** Exercise instructions **
Restate all the material verbatim, except for the pictures.

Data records
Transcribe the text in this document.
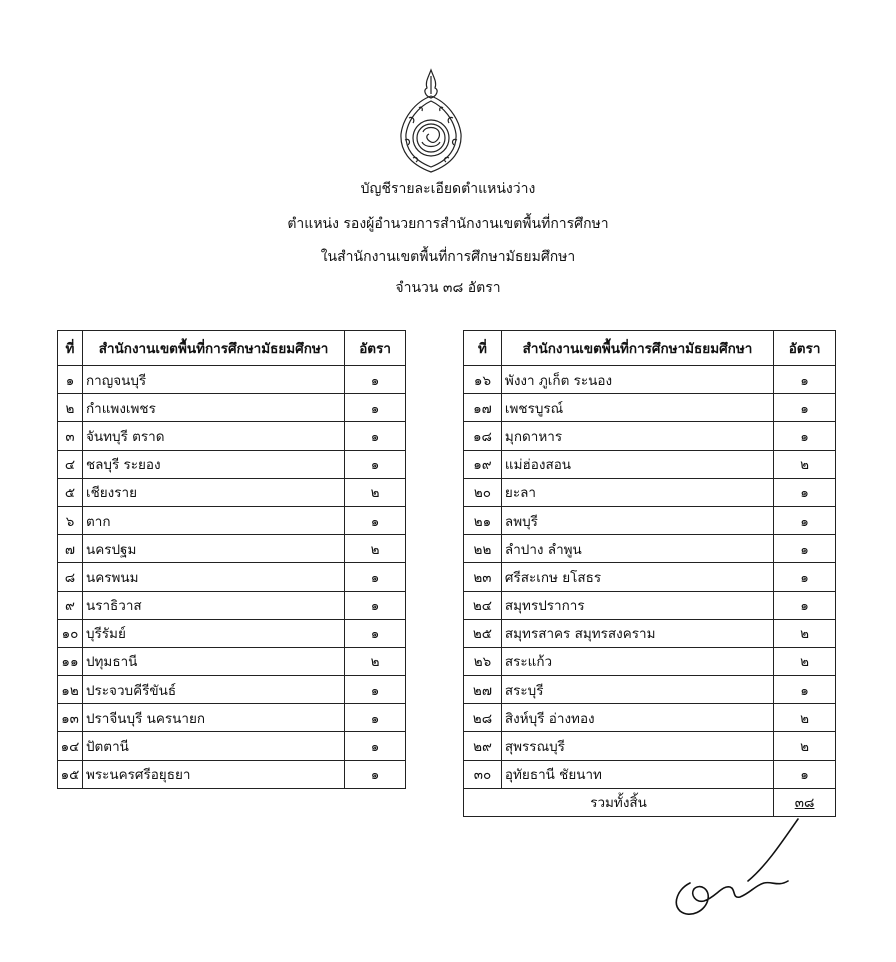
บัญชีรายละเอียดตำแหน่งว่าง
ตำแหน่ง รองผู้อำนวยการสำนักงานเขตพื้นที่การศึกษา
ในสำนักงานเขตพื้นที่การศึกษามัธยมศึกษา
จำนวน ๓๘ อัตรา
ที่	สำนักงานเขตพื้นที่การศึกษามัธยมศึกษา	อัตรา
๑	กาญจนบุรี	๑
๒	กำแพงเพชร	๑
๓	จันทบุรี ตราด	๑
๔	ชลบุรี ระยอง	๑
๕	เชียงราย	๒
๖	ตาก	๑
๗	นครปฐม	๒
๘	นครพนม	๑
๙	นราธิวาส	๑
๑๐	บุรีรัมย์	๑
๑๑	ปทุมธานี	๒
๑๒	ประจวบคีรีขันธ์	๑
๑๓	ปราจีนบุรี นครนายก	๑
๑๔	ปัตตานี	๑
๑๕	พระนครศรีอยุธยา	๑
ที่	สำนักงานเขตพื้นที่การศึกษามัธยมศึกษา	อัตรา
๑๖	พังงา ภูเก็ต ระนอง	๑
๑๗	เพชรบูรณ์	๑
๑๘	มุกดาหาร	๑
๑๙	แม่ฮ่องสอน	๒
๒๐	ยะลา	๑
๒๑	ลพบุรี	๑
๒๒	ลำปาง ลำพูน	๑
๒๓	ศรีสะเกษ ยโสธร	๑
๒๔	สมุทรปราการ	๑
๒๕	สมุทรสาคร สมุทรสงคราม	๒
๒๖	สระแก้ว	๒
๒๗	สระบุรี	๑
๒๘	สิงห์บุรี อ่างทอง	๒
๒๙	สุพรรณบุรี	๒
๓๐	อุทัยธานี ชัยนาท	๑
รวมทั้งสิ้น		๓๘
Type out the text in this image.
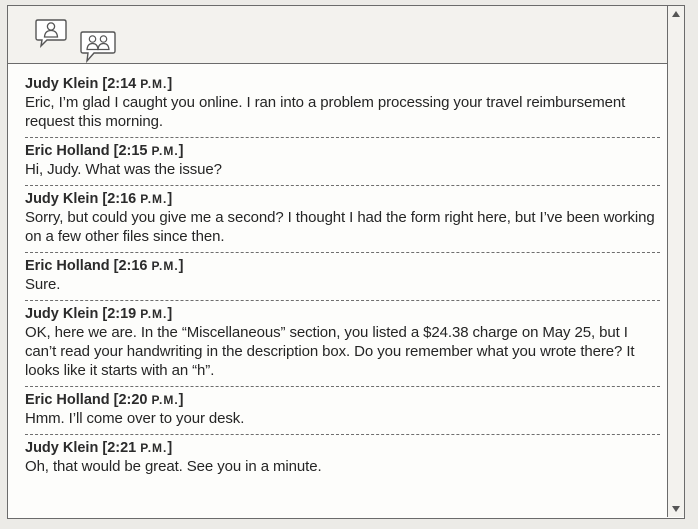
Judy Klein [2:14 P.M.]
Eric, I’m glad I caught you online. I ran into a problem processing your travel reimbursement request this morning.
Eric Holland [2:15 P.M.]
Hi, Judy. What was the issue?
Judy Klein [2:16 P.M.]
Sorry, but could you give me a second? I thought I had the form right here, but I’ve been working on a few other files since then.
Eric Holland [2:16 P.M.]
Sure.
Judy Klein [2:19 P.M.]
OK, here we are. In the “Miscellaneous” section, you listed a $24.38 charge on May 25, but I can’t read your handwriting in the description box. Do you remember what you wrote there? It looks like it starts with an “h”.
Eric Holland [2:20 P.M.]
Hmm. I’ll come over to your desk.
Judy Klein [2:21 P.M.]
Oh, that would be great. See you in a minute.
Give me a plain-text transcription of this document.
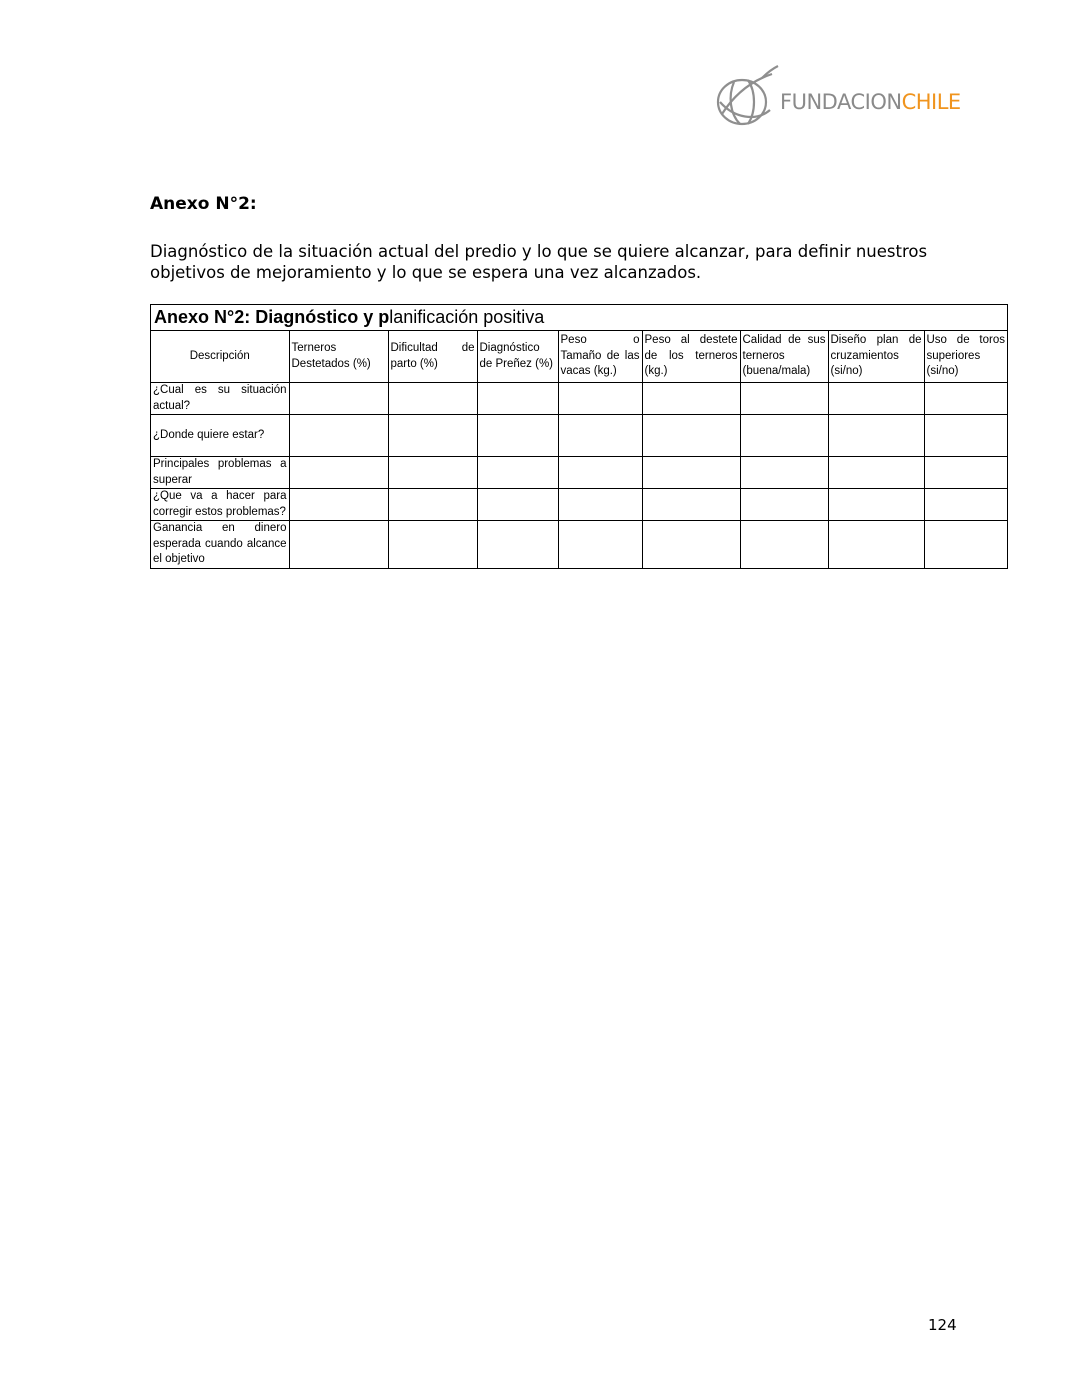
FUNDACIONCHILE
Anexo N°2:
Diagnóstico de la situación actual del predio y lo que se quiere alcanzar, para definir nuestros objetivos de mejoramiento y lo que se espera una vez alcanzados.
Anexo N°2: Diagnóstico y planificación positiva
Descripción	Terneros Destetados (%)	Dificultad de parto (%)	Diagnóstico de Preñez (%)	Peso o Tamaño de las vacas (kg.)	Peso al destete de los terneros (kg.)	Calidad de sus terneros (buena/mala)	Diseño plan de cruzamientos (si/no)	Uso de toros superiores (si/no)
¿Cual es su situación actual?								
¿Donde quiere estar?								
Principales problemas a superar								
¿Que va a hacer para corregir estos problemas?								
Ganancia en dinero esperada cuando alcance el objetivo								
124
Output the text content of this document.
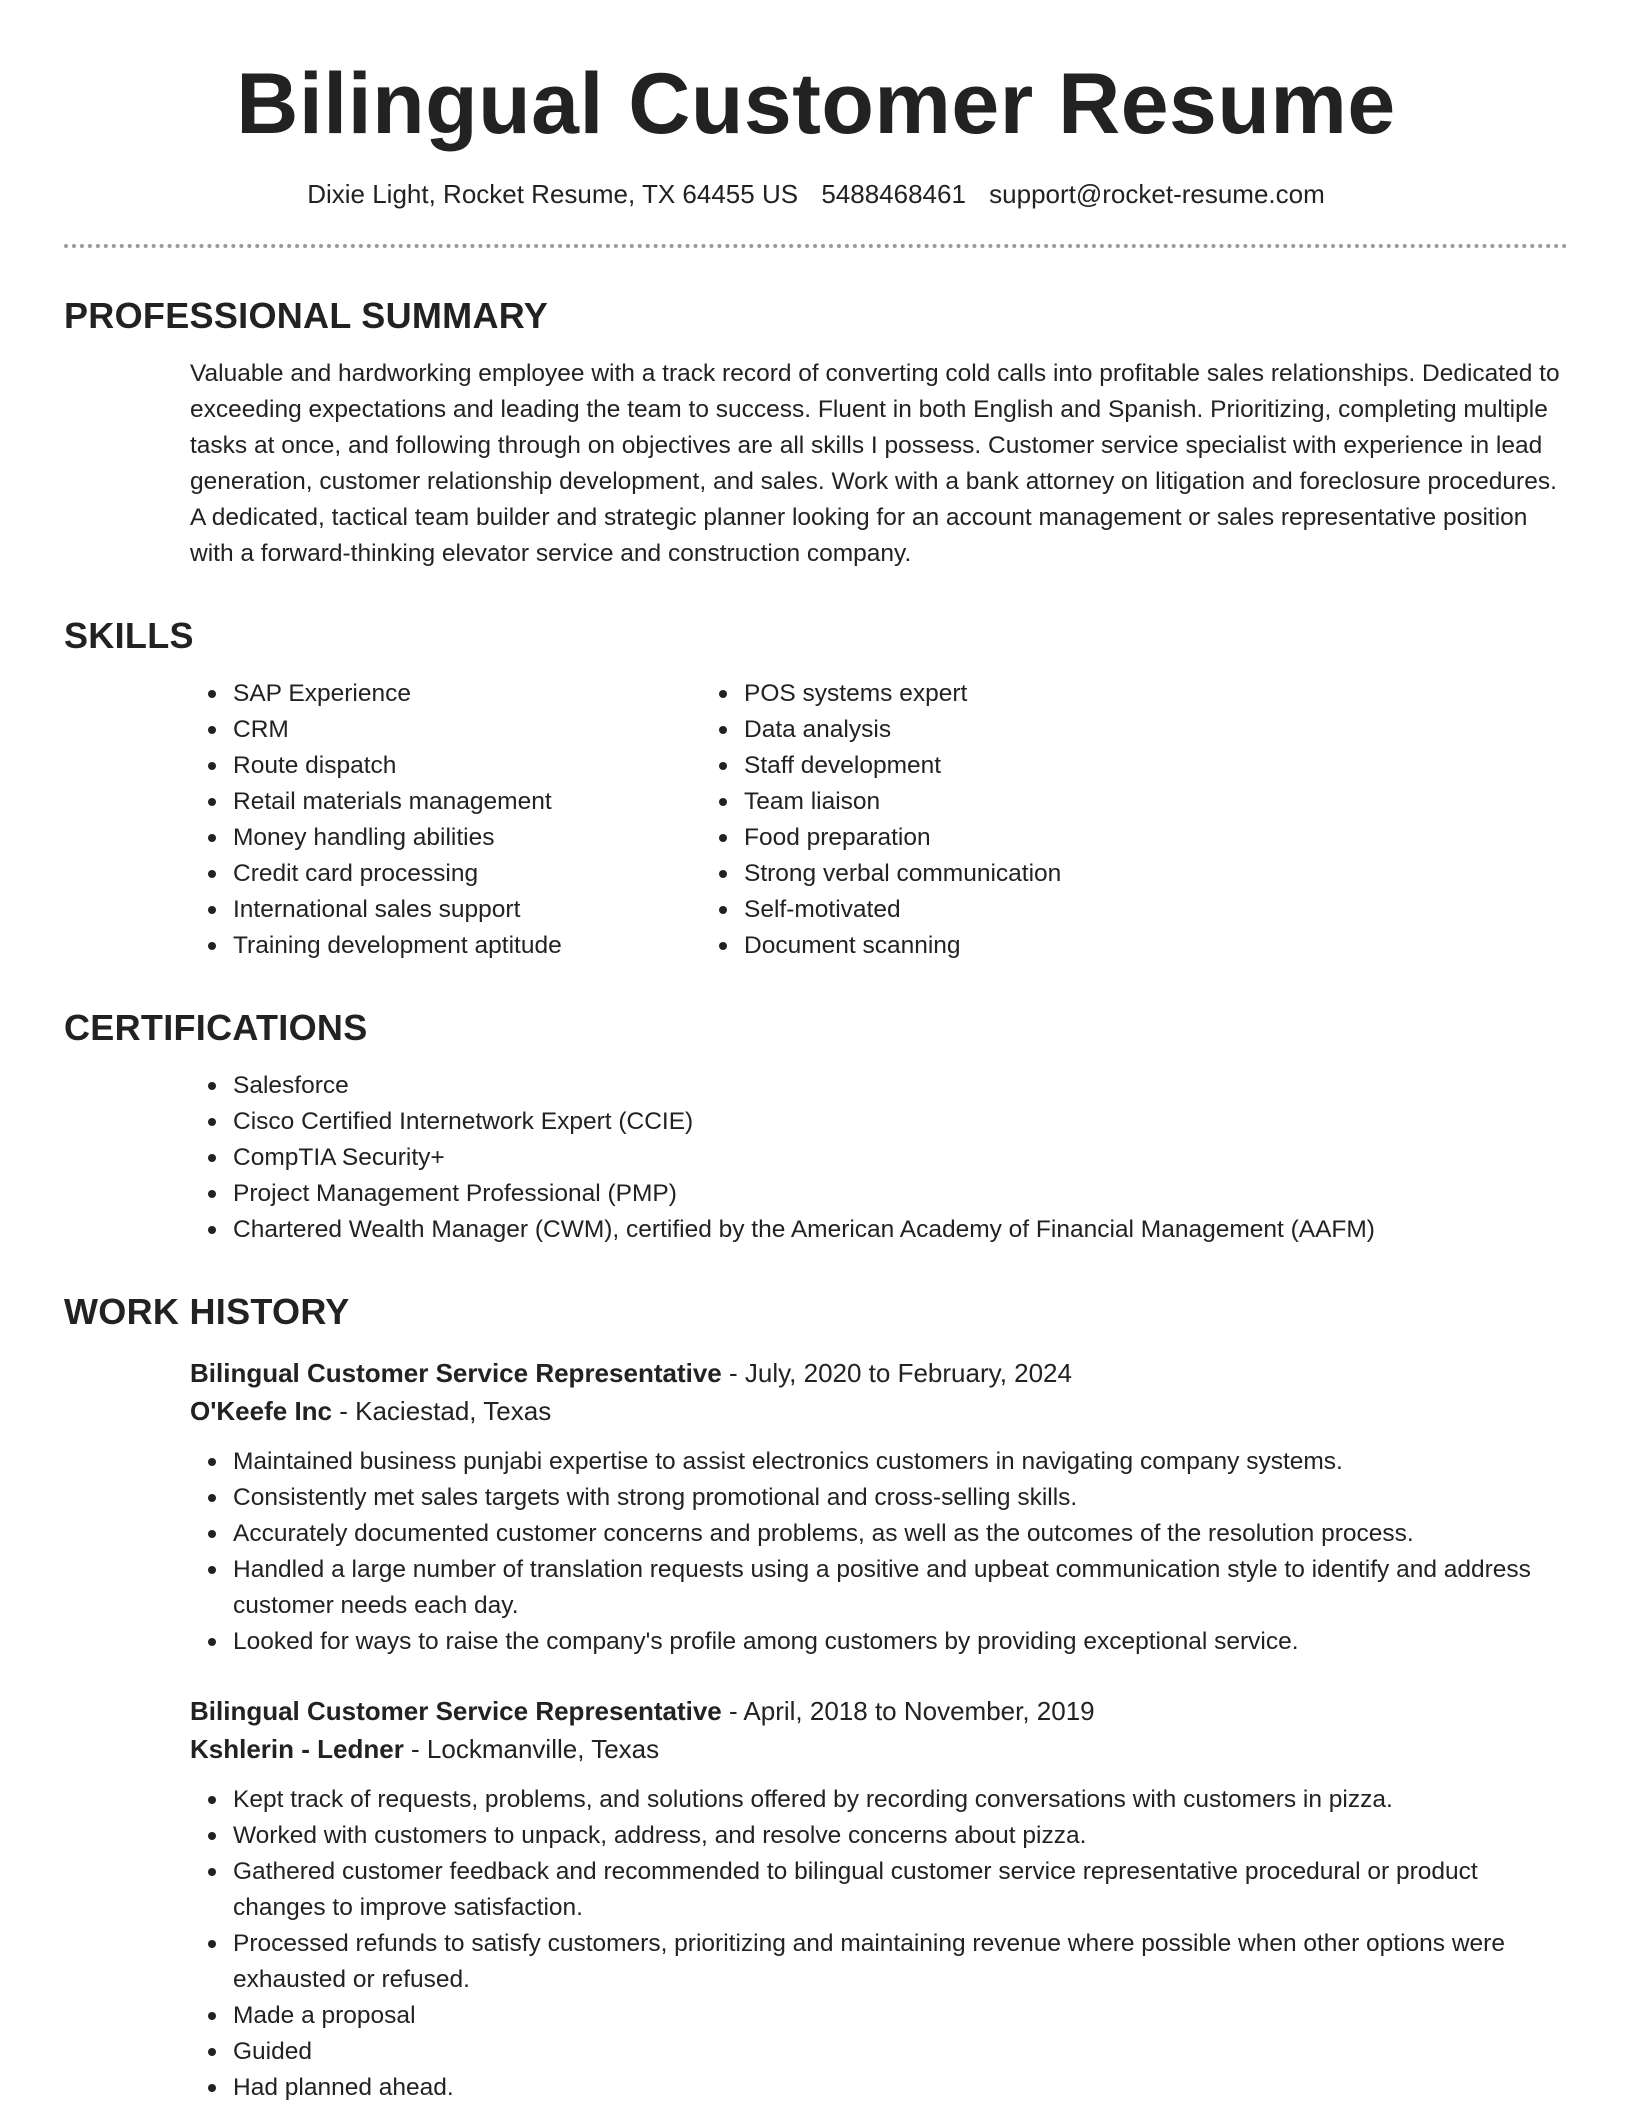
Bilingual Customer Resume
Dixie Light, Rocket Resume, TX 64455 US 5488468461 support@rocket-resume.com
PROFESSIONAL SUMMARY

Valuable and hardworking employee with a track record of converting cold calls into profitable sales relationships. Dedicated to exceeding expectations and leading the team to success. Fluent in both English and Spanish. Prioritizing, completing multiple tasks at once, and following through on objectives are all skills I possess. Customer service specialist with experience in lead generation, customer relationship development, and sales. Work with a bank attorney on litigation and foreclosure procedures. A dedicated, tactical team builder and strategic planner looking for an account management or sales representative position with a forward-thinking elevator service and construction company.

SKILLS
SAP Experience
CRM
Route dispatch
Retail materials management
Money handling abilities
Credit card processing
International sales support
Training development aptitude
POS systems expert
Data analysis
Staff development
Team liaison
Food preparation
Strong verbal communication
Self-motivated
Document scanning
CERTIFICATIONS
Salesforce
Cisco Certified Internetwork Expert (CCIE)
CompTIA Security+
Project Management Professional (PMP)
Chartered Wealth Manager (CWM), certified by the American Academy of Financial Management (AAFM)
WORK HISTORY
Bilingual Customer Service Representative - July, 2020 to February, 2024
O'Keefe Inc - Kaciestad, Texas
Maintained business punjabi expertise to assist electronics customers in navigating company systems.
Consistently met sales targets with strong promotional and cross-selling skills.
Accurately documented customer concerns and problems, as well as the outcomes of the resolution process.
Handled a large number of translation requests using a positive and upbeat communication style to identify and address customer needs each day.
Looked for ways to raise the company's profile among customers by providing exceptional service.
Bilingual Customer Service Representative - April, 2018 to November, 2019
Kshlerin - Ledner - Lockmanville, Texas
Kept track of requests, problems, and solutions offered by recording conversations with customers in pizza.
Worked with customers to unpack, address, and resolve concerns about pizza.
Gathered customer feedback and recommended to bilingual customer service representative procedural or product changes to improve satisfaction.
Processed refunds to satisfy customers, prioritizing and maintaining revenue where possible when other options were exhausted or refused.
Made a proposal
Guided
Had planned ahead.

** Completed exercise **
Transcribe the text in this document.
บัญชีรายละเอียดตำแหน่งว่าง
ตำแหน่ง รองผู้อำนวยการสำนักงานเขตพื้นที่การศึกษา
ในสำนักงานเขตพื้นที่การศึกษามัธยมศึกษา
จำนวน ๓๘ อัตรา
ที่	สำนักงานเขตพื้นที่การศึกษามัธยมศึกษา	อัตรา
๑	กาญจนบุรี	๑
๒	กำแพงเพชร	๑
๓	จันทบุรี ตราด	๑
๔	ชลบุรี ระยอง	๑
๕	เชียงราย	๒
๖	ตาก	๑
๗	นครปฐม	๒
๘	นครพนม	๑
๙	นราธิวาส	๑
๑๐	บุรีรัมย์	๑
๑๑	ปทุมธานี	๒
๑๒	ประจวบคีรีขันธ์	๑
๑๓	ปราจีนบุรี นครนายก	๑
๑๔	ปัตตานี	๑
๑๕	พระนครศรีอยุธยา	๑
ที่	สำนักงานเขตพื้นที่การศึกษามัธยมศึกษา	อัตรา
๑๖	พังงา ภูเก็ต ระนอง	๑
๑๗	เพชรบูรณ์	๑
๑๘	มุกดาหาร	๑
๑๙	แม่ฮ่องสอน	๒
๒๐	ยะลา	๑
๒๑	ลพบุรี	๑
๒๒	ลำปาง ลำพูน	๑
๒๓	ศรีสะเกษ ยโสธร	๑
๒๔	สมุทรปราการ	๑
๒๕	สมุทรสาคร สมุทรสงคราม	๒
๒๖	สระแก้ว	๒
๒๗	สระบุรี	๑
๒๘	สิงห์บุรี อ่างทอง	๒
๒๙	สุพรรณบุรี	๒
๓๐	อุทัยธานี ชัยนาท	๑
รวมทั้งสิ้น		๓๘
Type out the text in this image.
Judy Klein [2:14 P.M.]
Eric, I’m glad I caught you online. I ran into a problem processing your travel reimbursement request this morning.
Eric Holland [2:15 P.M.]
Hi, Judy. What was the issue?
Judy Klein [2:16 P.M.]
Sorry, but could you give me a second? I thought I had the form right here, but I’ve been working on a few other files since then.
Eric Holland [2:16 P.M.]
Sure.
Judy Klein [2:19 P.M.]
OK, here we are. In the “Miscellaneous” section, you listed a $24.38 charge on May 25, but I can’t read your handwriting in the description box. Do you remember what you wrote there? It looks like it starts with an “h”.
Eric Holland [2:20 P.M.]
Hmm. I’ll come over to your desk.
Judy Klein [2:21 P.M.]
Oh, that would be great. See you in a minute.
Give me a plain-text transcription of this document.
FUNDACIONCHILE
Anexo N°2:
Diagnóstico de la situación actual del predio y lo que se quiere alcanzar, para definir nuestros objetivos de mejoramiento y lo que se espera una vez alcanzados.
Anexo N°2: Diagnóstico y planificación positiva
Descripción	Terneros Destetados (%)	Dificultad de parto (%)	Diagnóstico de Preñez (%)	Peso o Tamaño de las vacas (kg.)	Peso al destete de los terneros (kg.)	Calidad de sus terneros (buena/mala)	Diseño plan de cruzamientos (si/no)	Uso de toros superiores (si/no)
¿Cual es su situación actual?								
¿Donde quiere estar?								
Principales problemas a superar								
¿Que va a hacer para corregir estos problemas?								
Ganancia en dinero esperada cuando alcance el objetivo								
124
Output the text content of this document.
Bilingual Customer Resume
Dixie Light, Rocket Resume, TX 64455 US 5488468461 support@rocket-resume.com
PROFESSIONAL SUMMARY

Valuable and hardworking employee with a track record of converting cold calls into profitable sales relationships. Dedicated to exceeding expectations and leading the team to success. Fluent in both English and Spanish. Prioritizing, completing multiple tasks at once, and following through on objectives are all skills I possess. Customer service specialist with experience in lead generation, customer relationship development, and sales. Work with a bank attorney on litigation and foreclosure procedures. A dedicated, tactical team builder and strategic planner looking for an account management or sales representative position with a forward-thinking elevator service and construction company.

SKILLS
SAP Experience
CRM
Route dispatch
Retail materials management
Money handling abilities
Credit card processing
International sales support
Training development aptitude
POS systems expert
Data analysis
Staff development
Team liaison
Food preparation
Strong verbal communication
Self-motivated
Document scanning
CERTIFICATIONS
Salesforce
Cisco Certified Internetwork Expert (CCIE)
CompTIA Security+
Project Management Professional (PMP)
Chartered Wealth Manager (CWM), certified by the American Academy of Financial Management (AAFM)
WORK HISTORY
Bilingual Customer Service Representative - July, 2020 to February, 2024
O'Keefe Inc - Kaciestad, Texas
Maintained business punjabi expertise to assist electronics customers in navigating company systems.
Consistently met sales targets with strong promotional and cross-selling skills.
Accurately documented customer concerns and problems, as well as the outcomes of the resolution process.
Handled a large number of translation requests using a positive and upbeat communication style to identify and address customer needs each day.
Looked for ways to raise the company's profile among customers by providing exceptional service.
Bilingual Customer Service Representative - April, 2018 to November, 2019
Kshlerin - Ledner - Lockmanville, Texas
Kept track of requests, problems, and solutions offered by recording conversations with customers in pizza.
Worked with customers to unpack, address, and resolve concerns about pizza.
Gathered customer feedback and recommended to bilingual customer service representative procedural or product changes to improve satisfaction.
Processed refunds to satisfy customers, prioritizing and maintaining revenue where possible when other options were exhausted or refused.
Made a proposal
Guided
Had planned ahead.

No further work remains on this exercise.